TASK OBJECTIVE — Write out each line of the listing as it stands, without the images.

STORED DATA —
§ §
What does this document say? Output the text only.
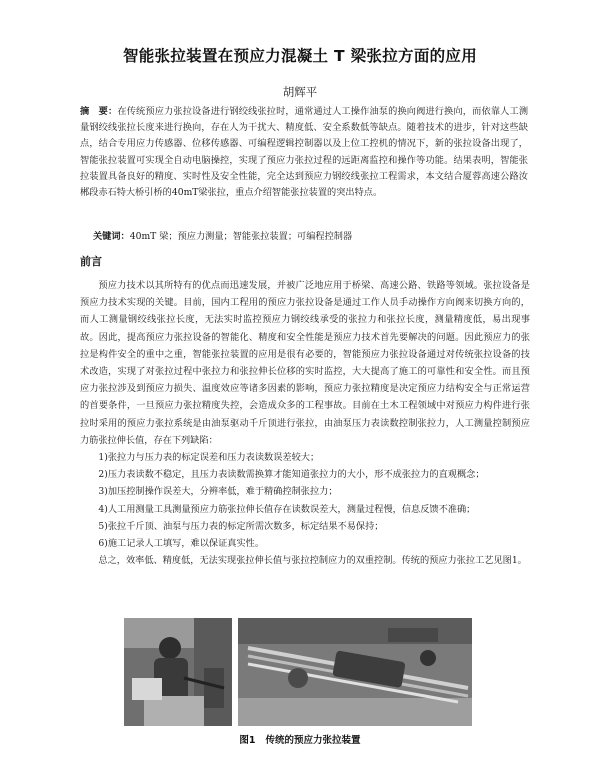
智能张拉装置在预应力混凝土 T 梁张拉方面的应用
胡辉平
摘　要：在传统预应力张拉设备进行钢绞线张拉时，通常通过人工操作油泵的换向阀进行换向，而依靠人工测量钢绞线张拉长度来进行换向，存在人为干扰大、精度低、安全系数低等缺点。随着技术的进步，针对这些缺点，结合专用应力传感器、位移传感器、可编程逻辑控制器以及上位工控机的情况下，新的张拉设备出现了，智能张拉装置可实现全自动电脑操控，实现了预应力张拉过程的远距离监控和操作等功能。结果表明，智能张拉装置具备良好的精度、实时性及安全性能，完全达到预应力钢绞线张拉工程需求，本文结合厦蓉高速公路汝郴段赤石特大桥引桥的40mT梁张拉，重点介绍智能张拉装置的突出特点。
关键词：40mT 梁；预应力测量；智能张拉装置；可编程控制器
前言

预应力技术以其所特有的优点而迅速发展，并被广泛地应用于桥梁、高速公路、铁路等领域。张拉设备是预应力技术实现的关键。目前，国内工程用的预应力张拉设备是通过工作人员手动操作方向阀来切换方向的，而人工测量钢绞线张拉长度，无法实时监控预应力钢绞线承受的张拉力和张拉长度，测量精度低，易出现事故。因此，提高预应力张拉设备的智能化、精度和安全性能是预应力技术首先要解决的问题。因此预应力的张拉是构件安全的重中之重，智能张拉装置的应用是很有必要的，智能预应力张拉设备通过对传统张拉设备的技术改造，实现了对张拉过程中张拉力和张拉伸长位移的实时监控，大大提高了施工的可靠性和安全性。而且预应力张拉涉及到预应力损失、温度效应等诸多因素的影响，预应力张拉精度是决定预应力结构安全与正常运营的首要条件，一旦预应力张拉精度失控，会造成众多的工程事故。目前在土木工程领域中对预应力构件进行张拉时采用的预应力张拉系统是由油泵驱动千斤顶进行张拉，由油泵压力表读数控制张拉力，人工测量控制预应力筋张拉伸长值，存在下列缺陷：

1)张拉力与压力表的标定误差和压力表读数误差较大；

2)压力表读数不稳定，且压力表读数需换算才能知道张拉力的大小，形不成张拉力的直观概念；

3)加压控制操作误差大，分辨率低，难于精确控制张拉力；

4)人工用测量工具测量预应力筋张拉伸长值存在读数误差大，测量过程慢，信息反馈不准确；

5)张拉千斤顶、油泵与压力表的标定所需次数多，标定结果不易保持；

6)施工记录人工填写，难以保证真实性。

总之，效率低、精度低，无法实现张拉伸长值与张拉控制应力的双重控制。传统的预应力张拉工艺见图1。

图1 传统的预应力张拉装置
§ §
REPLY TO THE EXERCISE —
What does this document say? Output the text only.
智能张拉装置在预应力混凝土 T 梁张拉方面的应用
胡辉平
摘　要：在传统预应力张拉设备进行钢绞线张拉时，通常通过人工操作油泵的换向阀进行换向，而依靠人工测量钢绞线张拉长度来进行换向，存在人为干扰大、精度低、安全系数低等缺点。随着技术的进步，针对这些缺点，结合专用应力传感器、位移传感器、可编程逻辑控制器以及上位工控机的情况下，新的张拉设备出现了，智能张拉装置可实现全自动电脑操控，实现了预应力张拉过程的远距离监控和操作等功能。结果表明，智能张拉装置具备良好的精度、实时性及安全性能，完全达到预应力钢绞线张拉工程需求，本文结合厦蓉高速公路汝郴段赤石特大桥引桥的40mT梁张拉，重点介绍智能张拉装置的突出特点。
关键词：40mT 梁；预应力测量；智能张拉装置；可编程控制器
前言

预应力技术以其所特有的优点而迅速发展，并被广泛地应用于桥梁、高速公路、铁路等领域。张拉设备是预应力技术实现的关键。目前，国内工程用的预应力张拉设备是通过工作人员手动操作方向阀来切换方向的，而人工测量钢绞线张拉长度，无法实时监控预应力钢绞线承受的张拉力和张拉长度，测量精度低，易出现事故。因此，提高预应力张拉设备的智能化、精度和安全性能是预应力技术首先要解决的问题。因此预应力的张拉是构件安全的重中之重，智能张拉装置的应用是很有必要的，智能预应力张拉设备通过对传统张拉设备的技术改造，实现了对张拉过程中张拉力和张拉伸长位移的实时监控，大大提高了施工的可靠性和安全性。而且预应力张拉涉及到预应力损失、温度效应等诸多因素的影响，预应力张拉精度是决定预应力结构安全与正常运营的首要条件，一旦预应力张拉精度失控，会造成众多的工程事故。目前在土木工程领域中对预应力构件进行张拉时采用的预应力张拉系统是由油泵驱动千斤顶进行张拉，由油泵压力表读数控制张拉力，人工测量控制预应力筋张拉伸长值，存在下列缺陷：

1)张拉力与压力表的标定误差和压力表读数误差较大；

2)压力表读数不稳定，且压力表读数需换算才能知道张拉力的大小，形不成张拉力的直观概念；

3)加压控制操作误差大，分辨率低，难于精确控制张拉力；

4)人工用测量工具测量预应力筋张拉伸长值存在读数误差大，测量过程慢，信息反馈不准确；

5)张拉千斤顶、油泵与压力表的标定所需次数多，标定结果不易保持；

6)施工记录人工填写，难以保证真实性。

总之，效率低、精度低，无法实现张拉伸长值与张拉控制应力的双重控制。传统的预应力张拉工艺见图1。

图1 传统的预应力张拉装置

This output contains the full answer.